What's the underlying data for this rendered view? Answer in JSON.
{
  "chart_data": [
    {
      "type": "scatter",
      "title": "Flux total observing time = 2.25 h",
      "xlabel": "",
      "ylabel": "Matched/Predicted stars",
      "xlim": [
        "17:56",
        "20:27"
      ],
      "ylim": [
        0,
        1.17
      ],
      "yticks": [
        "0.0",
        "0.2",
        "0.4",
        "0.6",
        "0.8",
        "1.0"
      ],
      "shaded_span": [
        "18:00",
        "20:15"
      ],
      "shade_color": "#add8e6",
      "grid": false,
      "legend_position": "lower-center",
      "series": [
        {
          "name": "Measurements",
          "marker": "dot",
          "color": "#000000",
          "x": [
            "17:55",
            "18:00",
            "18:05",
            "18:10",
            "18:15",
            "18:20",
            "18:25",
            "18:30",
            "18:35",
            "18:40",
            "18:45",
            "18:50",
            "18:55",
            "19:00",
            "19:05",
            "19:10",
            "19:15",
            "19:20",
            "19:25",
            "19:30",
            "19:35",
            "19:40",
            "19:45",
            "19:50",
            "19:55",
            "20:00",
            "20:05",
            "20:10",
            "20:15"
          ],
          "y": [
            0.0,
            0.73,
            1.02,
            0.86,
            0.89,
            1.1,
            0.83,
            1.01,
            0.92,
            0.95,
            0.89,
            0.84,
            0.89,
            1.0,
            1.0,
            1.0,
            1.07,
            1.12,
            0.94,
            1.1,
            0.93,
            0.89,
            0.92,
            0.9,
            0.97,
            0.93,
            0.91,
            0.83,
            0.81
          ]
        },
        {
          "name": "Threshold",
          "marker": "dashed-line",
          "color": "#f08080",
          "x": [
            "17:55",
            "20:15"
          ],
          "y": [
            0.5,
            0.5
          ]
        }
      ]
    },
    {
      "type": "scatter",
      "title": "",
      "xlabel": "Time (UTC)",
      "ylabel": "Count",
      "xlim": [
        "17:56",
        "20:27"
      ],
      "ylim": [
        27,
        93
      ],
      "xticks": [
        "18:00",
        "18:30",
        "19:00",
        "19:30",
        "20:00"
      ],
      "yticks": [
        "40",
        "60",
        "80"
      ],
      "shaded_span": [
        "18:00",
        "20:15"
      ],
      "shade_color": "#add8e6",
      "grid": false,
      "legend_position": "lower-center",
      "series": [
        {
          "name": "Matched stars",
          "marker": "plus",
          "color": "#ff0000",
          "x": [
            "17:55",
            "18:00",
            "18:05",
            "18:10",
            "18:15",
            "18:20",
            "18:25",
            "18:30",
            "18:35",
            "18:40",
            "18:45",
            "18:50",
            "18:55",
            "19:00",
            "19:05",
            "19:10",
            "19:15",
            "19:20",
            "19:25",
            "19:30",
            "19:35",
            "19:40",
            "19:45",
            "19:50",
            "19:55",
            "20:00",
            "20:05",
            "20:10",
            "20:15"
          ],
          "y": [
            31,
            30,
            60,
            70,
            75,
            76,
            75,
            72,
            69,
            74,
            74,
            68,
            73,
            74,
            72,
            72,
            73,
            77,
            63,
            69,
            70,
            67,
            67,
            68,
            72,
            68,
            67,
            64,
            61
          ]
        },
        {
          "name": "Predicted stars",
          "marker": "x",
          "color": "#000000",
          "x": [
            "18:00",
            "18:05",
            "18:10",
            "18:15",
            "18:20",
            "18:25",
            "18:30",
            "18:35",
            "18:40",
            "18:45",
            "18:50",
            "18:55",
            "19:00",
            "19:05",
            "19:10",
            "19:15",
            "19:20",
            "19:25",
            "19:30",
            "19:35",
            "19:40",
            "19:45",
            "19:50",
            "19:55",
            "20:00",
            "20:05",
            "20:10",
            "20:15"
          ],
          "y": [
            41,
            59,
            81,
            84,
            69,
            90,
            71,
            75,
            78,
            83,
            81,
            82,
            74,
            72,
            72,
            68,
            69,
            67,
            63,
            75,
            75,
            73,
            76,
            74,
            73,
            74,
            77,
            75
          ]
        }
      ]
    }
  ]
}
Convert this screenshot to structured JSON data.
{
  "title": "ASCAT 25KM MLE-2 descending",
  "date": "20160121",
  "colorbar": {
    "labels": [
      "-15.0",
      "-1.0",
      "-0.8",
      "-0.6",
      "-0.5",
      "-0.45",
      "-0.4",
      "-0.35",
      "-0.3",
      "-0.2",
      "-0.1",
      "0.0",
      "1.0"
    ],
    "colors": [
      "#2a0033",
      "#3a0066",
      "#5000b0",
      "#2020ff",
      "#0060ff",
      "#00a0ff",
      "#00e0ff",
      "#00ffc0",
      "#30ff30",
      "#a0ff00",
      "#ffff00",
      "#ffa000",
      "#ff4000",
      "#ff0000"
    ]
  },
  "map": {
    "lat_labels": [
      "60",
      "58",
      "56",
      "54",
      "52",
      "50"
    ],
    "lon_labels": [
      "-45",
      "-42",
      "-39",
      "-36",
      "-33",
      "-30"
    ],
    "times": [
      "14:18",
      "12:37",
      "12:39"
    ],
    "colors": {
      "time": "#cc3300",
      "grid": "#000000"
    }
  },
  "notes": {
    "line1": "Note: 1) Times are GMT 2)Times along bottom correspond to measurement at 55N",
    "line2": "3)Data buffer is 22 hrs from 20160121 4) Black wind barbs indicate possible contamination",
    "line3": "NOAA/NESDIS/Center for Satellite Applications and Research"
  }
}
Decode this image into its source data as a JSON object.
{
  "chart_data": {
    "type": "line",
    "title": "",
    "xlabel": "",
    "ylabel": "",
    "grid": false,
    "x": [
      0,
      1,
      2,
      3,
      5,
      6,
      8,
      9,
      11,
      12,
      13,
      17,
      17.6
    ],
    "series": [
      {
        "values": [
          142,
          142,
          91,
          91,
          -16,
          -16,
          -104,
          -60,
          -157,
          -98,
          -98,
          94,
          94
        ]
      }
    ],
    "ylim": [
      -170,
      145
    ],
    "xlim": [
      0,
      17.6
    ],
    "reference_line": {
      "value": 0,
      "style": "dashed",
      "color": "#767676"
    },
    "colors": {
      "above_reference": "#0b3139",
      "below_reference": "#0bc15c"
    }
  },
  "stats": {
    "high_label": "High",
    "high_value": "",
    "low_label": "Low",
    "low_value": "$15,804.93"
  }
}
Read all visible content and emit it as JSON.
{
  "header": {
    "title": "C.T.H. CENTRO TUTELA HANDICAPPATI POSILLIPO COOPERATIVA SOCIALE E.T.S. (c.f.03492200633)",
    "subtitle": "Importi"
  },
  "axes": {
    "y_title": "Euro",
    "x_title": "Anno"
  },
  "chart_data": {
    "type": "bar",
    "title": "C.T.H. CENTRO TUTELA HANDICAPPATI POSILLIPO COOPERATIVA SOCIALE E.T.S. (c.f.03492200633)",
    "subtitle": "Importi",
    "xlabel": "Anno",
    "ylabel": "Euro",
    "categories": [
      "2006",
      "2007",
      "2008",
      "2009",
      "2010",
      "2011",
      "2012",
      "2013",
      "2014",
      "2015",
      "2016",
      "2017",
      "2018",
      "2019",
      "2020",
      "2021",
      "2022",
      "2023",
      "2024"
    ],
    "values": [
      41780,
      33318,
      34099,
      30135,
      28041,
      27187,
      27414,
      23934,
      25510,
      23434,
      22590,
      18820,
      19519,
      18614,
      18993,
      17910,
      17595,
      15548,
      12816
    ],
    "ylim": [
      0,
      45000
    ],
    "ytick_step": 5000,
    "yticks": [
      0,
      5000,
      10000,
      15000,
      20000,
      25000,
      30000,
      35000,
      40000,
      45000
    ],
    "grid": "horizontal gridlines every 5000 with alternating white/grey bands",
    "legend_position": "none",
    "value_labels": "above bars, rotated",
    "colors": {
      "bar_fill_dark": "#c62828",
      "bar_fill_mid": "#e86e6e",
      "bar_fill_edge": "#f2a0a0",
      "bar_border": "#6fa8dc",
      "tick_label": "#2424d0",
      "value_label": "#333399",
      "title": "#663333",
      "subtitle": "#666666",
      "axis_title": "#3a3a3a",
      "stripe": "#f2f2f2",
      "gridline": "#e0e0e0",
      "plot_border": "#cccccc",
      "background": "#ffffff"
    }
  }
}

= = = =

## [WHAT TO DO]
Report only the number of lines in the records that include the word "stars".

## [FINAL ANSWER]
3